Top of SELECTED EXCERPT

The height 36 of the fracture 34 may be determined at the injection well 10. Specifically, the height 36 of the fracture 34 may be determined at the initiation location 24 via radioactive tracers, temperature logs, or any other instrumentation in the injection well 10. In some embodiments, determining the height 36 of the fracture 34 may include obtaining an additional measurement from the sensor 20. For example, if the sensor 20 is configured to provide temperature measurements, changes in temperature along the length of the sensor 20 may provide information about the height of the fracture 34. Thus, determining the height 36 of the fracture may involve comparison of temperature measurements of the sensor 20 over time.

As injection proceeds with closely monitored and recorded injection volumes, the fracture 34 propagates through the subterranean formation 14, until the fracture 34 intersects the observation well 12 at the intersection location 30. The intersection of the fracture 34 with the observation well 12 may provide a signal that can be detected by the sensor 24. For example, arrival of the fracture 34 at the observation well 12 may be registered by an acoustic change or some other change measurable by the sensor 26. Such measurement may include an indication of the sensed value (e.g., an acoustic measurement, a temperature measurement, or a combination thereof) and an indication of a time (“intersection time” or t) at which the value was sensed. Such measurement(s) may be saved for later reference and use. In order to sense a change in the measurement of the sensor 26, a baseline measurement may be obtained from the sensor 26 prior to any measurement associated with intersection of the fracture 34 with the observation well 12. Thus, determination of the time of intersection may involve comparing the baseline measurement with one or more subsequent measurements until a sufficient change is detected. Thus, determining the time at which that change is detected provides a determination of the time of intersection. That change may reach a threshold acoustic or other value, depending on whether the sensor 26 is configured to detect an acoustic change (when the baseline and subsequent measurements are acoustic measurements or some other type of change).

The same process may optionally be repeated for additional observation wells (not shown) with use of additional sensors (not shown). In such instance, such additional measurement(s) may also be saved for later reference and use in a similar manner as that described with respect to the illustrated observation well 12.

Bottom of SELECTED EXCERPT

• TO DO:
a. In the passage on fracture monitoring, by what means may the height of the fracture be determined at the initiation location?
b. Resume the passage on fracture monitoring, beginning after its final sentence.

Top of GIVEN ENTRIES

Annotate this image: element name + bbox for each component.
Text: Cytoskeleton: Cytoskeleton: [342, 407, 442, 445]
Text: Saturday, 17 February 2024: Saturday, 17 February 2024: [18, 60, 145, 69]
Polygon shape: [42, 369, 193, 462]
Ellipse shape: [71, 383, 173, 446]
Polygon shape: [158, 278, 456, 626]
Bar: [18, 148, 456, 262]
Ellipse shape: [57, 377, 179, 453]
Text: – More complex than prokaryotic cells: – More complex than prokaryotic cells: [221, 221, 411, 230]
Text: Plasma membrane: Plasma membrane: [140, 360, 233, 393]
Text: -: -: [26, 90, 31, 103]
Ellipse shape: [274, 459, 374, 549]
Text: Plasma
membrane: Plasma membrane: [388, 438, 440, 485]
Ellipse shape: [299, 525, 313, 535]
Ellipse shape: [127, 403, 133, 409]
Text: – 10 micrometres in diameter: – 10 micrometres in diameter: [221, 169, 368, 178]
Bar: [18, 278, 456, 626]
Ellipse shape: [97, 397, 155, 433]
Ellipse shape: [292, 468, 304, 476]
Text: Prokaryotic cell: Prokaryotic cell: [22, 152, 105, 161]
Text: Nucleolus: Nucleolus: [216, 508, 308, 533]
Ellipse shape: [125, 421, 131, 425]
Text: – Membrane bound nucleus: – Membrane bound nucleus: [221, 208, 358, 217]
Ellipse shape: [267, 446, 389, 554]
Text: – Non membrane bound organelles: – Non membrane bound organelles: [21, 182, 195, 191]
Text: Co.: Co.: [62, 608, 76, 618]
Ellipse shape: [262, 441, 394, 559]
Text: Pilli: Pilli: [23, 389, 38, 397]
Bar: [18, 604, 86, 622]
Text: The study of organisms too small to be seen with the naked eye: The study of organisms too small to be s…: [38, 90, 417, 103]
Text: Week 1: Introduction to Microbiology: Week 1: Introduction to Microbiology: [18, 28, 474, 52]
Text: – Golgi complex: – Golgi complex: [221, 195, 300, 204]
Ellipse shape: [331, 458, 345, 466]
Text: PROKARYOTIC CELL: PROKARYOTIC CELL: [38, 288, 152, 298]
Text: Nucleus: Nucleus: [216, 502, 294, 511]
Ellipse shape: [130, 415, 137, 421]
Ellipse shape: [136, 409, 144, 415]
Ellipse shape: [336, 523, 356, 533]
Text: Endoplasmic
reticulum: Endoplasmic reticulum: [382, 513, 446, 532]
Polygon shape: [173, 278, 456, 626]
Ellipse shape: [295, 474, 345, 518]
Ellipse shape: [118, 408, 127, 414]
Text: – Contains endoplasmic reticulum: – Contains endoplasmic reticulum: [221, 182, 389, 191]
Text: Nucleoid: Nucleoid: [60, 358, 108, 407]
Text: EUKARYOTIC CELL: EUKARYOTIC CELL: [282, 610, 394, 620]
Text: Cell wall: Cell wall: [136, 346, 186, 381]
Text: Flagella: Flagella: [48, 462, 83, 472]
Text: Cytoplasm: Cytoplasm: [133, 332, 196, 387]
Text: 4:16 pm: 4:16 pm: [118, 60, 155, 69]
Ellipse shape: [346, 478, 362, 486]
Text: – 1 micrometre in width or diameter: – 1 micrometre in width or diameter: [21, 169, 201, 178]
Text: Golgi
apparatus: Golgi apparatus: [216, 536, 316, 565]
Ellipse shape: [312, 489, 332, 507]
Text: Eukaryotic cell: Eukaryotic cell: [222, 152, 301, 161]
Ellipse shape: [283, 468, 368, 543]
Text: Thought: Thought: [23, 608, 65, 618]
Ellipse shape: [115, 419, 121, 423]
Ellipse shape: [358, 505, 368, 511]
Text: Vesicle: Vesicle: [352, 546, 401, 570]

Bottom of GIVEN ENTRIES

• ANSWERS TO THIS EXERCISE:
a. Via radioactive tracers, temperature logs, or any other instrumentation in the injection well 10.

b.
The initiation time and the intersection time may be used to determine a volume of fluid introduced between the fracture initiation and the fracture intersection. For example, the initiation time may be subtracted from the intersection time and a volumetric flow rate may be multiplied by the time lapsed. Alternatively, the initiation time might be set to zero, with a timer starting to measure time at the initiation time and stop measuring at the intersection time. Again, the time lapse may be multiplied by a steady volumetric flow rate. Alternatively, the volume of fluid introduced between the fracture initiation and the fracture intersection may be determined by other methods, including measuring, monitoring, recording, etc.

In addition to knowing the volume of fluid introduced and the height 36 of the fracture, it may be useful to determine a fracture length 38 or distance between the initiation location 24 and the intersection location 30. The fracture length 38 may actually approximate a half-length of the fracture 34. Thus, the length 38 may not include portions of the fracture 34 extending from the injection well 10 in a direction away from the observation well 12. Likewise, the length 38 may exclude portions of the fracture 34 extending beyond the observation well 12. Determining the fracture length 38 may be as straightforward as obtaining and comparing location measurements from the sensor 20 and the sensor 26. Alternatively, fracture length can be estimated using microseismic monitoring. However, these measurements would likely be substantially less accurate and more uncertain.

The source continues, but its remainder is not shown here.